### What to do
Where does the string "JSON" appear? Copy every line of the entries below that holds it.
------
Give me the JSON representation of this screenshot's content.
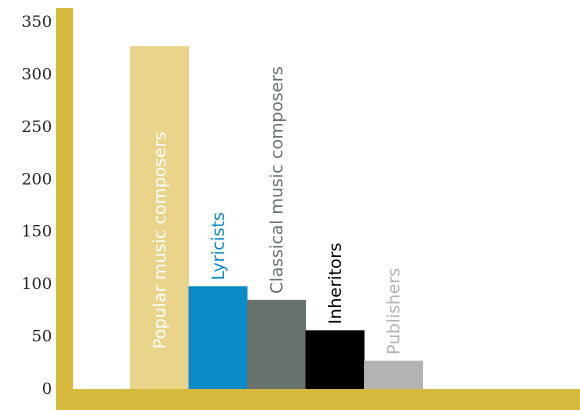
{
  "chart_data": {
    "type": "bar",
    "categories": [
      "Popular music composers",
      "Lyricists",
      "Classical music composers",
      "Inheritors",
      "Publishers"
    ],
    "values": [
      327,
      98,
      85,
      56,
      27
    ],
    "bar_colors": [
      "#e8d48a",
      "#0a8ac8",
      "#68736e",
      "#000000",
      "#b3b3b3"
    ],
    "label_colors": [
      "#ffffff",
      "#0a8ac8",
      "#68736e",
      "#000000",
      "#b3b3b3"
    ],
    "label_position": [
      "inside",
      "above",
      "above",
      "above",
      "above"
    ],
    "axis_color": "#d4b93a",
    "ylim": [
      0,
      350
    ],
    "yticks": [
      "0",
      "50",
      "100",
      "150",
      "200",
      "250",
      "300",
      "350"
    ],
    "title": "",
    "xlabel": "",
    "ylabel": "",
    "grid": false,
    "legend": false
  }
}
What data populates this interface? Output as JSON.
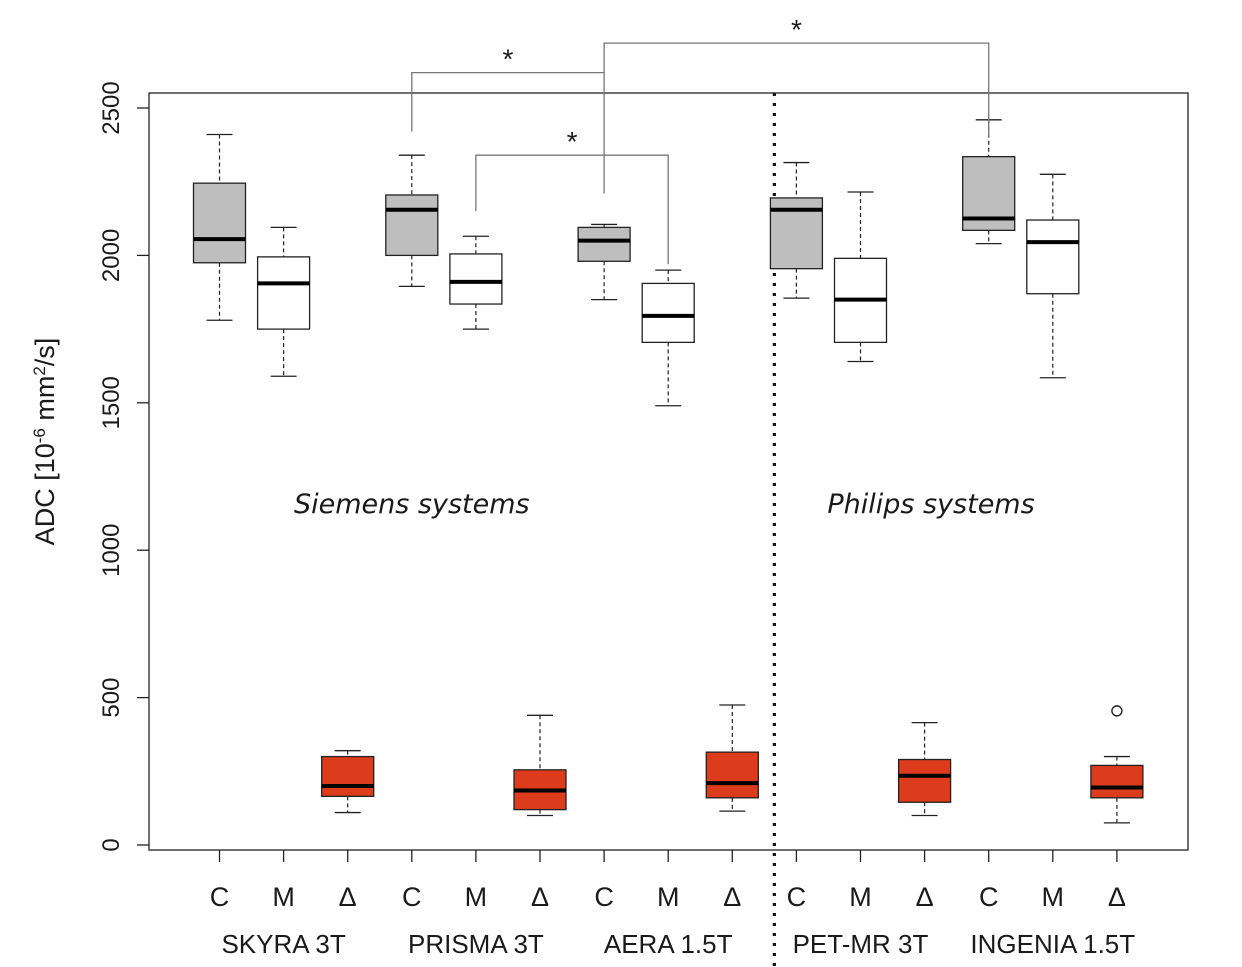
------
### Task output
Give me the JSON representation of this screenshot's content.
What data populates this interface? Output as JSON.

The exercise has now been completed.